-- Start of DATASET RECORDS --
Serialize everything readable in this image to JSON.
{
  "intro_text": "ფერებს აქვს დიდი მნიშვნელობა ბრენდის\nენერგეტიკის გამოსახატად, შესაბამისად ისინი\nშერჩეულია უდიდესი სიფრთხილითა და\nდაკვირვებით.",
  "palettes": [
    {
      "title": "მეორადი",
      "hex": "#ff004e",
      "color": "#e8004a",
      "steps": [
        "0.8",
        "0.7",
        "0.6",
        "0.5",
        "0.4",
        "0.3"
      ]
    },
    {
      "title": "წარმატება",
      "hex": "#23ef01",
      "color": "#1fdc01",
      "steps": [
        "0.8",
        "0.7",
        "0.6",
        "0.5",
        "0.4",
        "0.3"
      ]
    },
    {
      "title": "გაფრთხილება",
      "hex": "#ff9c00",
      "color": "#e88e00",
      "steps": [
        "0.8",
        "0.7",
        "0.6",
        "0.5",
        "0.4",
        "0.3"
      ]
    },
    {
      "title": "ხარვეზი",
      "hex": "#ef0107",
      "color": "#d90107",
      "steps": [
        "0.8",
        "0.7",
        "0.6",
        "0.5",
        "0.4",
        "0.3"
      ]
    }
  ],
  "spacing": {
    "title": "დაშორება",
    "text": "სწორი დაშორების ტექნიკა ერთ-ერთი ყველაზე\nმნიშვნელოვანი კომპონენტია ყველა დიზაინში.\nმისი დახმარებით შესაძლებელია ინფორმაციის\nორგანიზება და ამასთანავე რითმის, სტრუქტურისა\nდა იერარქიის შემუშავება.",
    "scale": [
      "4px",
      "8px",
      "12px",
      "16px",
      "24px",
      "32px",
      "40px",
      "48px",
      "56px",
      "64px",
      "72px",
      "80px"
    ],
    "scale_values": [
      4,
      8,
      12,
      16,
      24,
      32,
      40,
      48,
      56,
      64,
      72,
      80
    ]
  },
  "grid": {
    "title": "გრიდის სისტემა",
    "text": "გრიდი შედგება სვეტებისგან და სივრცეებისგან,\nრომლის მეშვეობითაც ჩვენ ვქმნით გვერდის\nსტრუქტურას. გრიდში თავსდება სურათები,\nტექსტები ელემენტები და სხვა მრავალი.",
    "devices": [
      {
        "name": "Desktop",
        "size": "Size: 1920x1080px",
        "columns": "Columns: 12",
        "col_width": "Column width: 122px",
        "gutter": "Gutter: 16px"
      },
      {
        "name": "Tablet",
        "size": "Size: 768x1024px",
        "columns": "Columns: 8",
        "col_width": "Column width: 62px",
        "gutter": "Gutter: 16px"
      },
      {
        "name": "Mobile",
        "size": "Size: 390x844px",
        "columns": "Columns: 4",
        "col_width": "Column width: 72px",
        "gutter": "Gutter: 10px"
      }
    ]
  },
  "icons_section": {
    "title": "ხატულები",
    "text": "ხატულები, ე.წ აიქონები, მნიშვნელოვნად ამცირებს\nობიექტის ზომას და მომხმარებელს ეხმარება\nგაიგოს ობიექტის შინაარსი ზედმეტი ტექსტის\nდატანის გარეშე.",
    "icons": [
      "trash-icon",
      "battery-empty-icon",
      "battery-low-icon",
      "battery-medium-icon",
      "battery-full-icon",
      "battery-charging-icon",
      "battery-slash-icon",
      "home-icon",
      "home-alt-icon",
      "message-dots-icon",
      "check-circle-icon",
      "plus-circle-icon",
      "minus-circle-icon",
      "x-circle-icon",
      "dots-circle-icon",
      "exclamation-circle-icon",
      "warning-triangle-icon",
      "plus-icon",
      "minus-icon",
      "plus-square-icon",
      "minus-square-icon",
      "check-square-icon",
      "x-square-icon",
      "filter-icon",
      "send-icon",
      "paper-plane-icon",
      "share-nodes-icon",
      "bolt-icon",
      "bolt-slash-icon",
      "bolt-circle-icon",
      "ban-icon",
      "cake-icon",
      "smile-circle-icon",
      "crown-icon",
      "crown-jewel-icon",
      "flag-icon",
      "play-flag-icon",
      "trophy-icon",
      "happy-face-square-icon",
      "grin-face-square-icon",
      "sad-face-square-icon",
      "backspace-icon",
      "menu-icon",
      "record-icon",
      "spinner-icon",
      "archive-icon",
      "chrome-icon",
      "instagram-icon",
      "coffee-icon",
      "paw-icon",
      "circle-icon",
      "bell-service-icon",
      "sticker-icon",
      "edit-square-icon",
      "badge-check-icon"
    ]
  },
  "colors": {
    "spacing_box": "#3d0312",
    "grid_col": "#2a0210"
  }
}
-- End of DATASET RECORDS --
**WHAT THE EXERCISE ASKS**. Retype all of the material above with every character intact.

**RESULT OF THE TASK**.
Serialize everything readable in this image to JSON.
{
  "intro_text": "ფერებს აქვს დიდი მნიშვნელობა ბრენდის\nენერგეტიკის გამოსახატად, შესაბამისად ისინი\nშერჩეულია უდიდესი სიფრთხილითა და\nდაკვირვებით.",
  "palettes": [
    {
      "title": "მეორადი",
      "hex": "#ff004e",
      "color": "#e8004a",
      "steps": [
        "0.8",
        "0.7",
        "0.6",
        "0.5",
        "0.4",
        "0.3"
      ]
    },
    {
      "title": "წარმატება",
      "hex": "#23ef01",
      "color": "#1fdc01",
      "steps": [
        "0.8",
        "0.7",
        "0.6",
        "0.5",
        "0.4",
        "0.3"
      ]
    },
    {
      "title": "გაფრთხილება",
      "hex": "#ff9c00",
      "color": "#e88e00",
      "steps": [
        "0.8",
        "0.7",
        "0.6",
        "0.5",
        "0.4",
        "0.3"
      ]
    },
    {
      "title": "ხარვეზი",
      "hex": "#ef0107",
      "color": "#d90107",
      "steps": [
        "0.8",
        "0.7",
        "0.6",
        "0.5",
        "0.4",
        "0.3"
      ]
    }
  ],
  "spacing": {
    "title": "დაშორება",
    "text": "სწორი დაშორების ტექნიკა ერთ-ერთი ყველაზე\nმნიშვნელოვანი კომპონენტია ყველა დიზაინში.\nმისი დახმარებით შესაძლებელია ინფორმაციის\nორგანიზება და ამასთანავე რითმის, სტრუქტურისა\nდა იერარქიის შემუშავება.",
    "scale": [
      "4px",
      "8px",
      "12px",
      "16px",
      "24px",
      "32px",
      "40px",
      "48px",
      "56px",
      "64px",
      "72px",
      "80px"
    ],
    "scale_values": [
      4,
      8,
      12,
      16,
      24,
      32,
      40,
      48,
      56,
      64,
      72,
      80
    ]
  },
  "grid": {
    "title": "გრიდის სისტემა",
    "text": "გრიდი შედგება სვეტებისგან და სივრცეებისგან,\nრომლის მეშვეობითაც ჩვენ ვქმნით გვერდის\nსტრუქტურას. გრიდში თავსდება სურათები,\nტექსტები ელემენტები და სხვა მრავალი.",
    "devices": [
      {
        "name": "Desktop",
        "size": "Size: 1920x1080px",
        "columns": "Columns: 12",
        "col_width": "Column width: 122px",
        "gutter": "Gutter: 16px"
      },
      {
        "name": "Tablet",
        "size": "Size: 768x1024px",
        "columns": "Columns: 8",
        "col_width": "Column width: 62px",
        "gutter": "Gutter: 16px"
      },
      {
        "name": "Mobile",
        "size": "Size: 390x844px",
        "columns": "Columns: 4",
        "col_width": "Column width: 72px",
        "gutter": "Gutter: 10px"
      }
    ]
  },
  "icons_section": {
    "title": "ხატულები",
    "text": "ხატულები, ე.წ აიქონები, მნიშვნელოვნად ამცირებს\nობიექტის ზომას და მომხმარებელს ეხმარება\nგაიგოს ობიექტის შინაარსი ზედმეტი ტექსტის\nდატანის გარეშე.",
    "icons": [
      "trash-icon",
      "battery-empty-icon",
      "battery-low-icon",
      "battery-medium-icon",
      "battery-full-icon",
      "battery-charging-icon",
      "battery-slash-icon",
      "home-icon",
      "home-alt-icon",
      "message-dots-icon",
      "check-circle-icon",
      "plus-circle-icon",
      "minus-circle-icon",
      "x-circle-icon",
      "dots-circle-icon",
      "exclamation-circle-icon",
      "warning-triangle-icon",
      "plus-icon",
      "minus-icon",
      "plus-square-icon",
      "minus-square-icon",
      "check-square-icon",
      "x-square-icon",
      "filter-icon",
      "send-icon",
      "paper-plane-icon",
      "share-nodes-icon",
      "bolt-icon",
      "bolt-slash-icon",
      "bolt-circle-icon",
      "ban-icon",
      "cake-icon",
      "smile-circle-icon",
      "crown-icon",
      "crown-jewel-icon",
      "flag-icon",
      "play-flag-icon",
      "trophy-icon",
      "happy-face-square-icon",
      "grin-face-square-icon",
      "sad-face-square-icon",
      "backspace-icon",
      "menu-icon",
      "record-icon",
      "spinner-icon",
      "archive-icon",
      "chrome-icon",
      "instagram-icon",
      "coffee-icon",
      "paw-icon",
      "circle-icon",
      "bell-service-icon",
      "sticker-icon",
      "edit-square-icon",
      "badge-check-icon"
    ]
  },
  "colors": {
    "spacing_box": "#3d0312",
    "grid_col": "#2a0210"
  }
}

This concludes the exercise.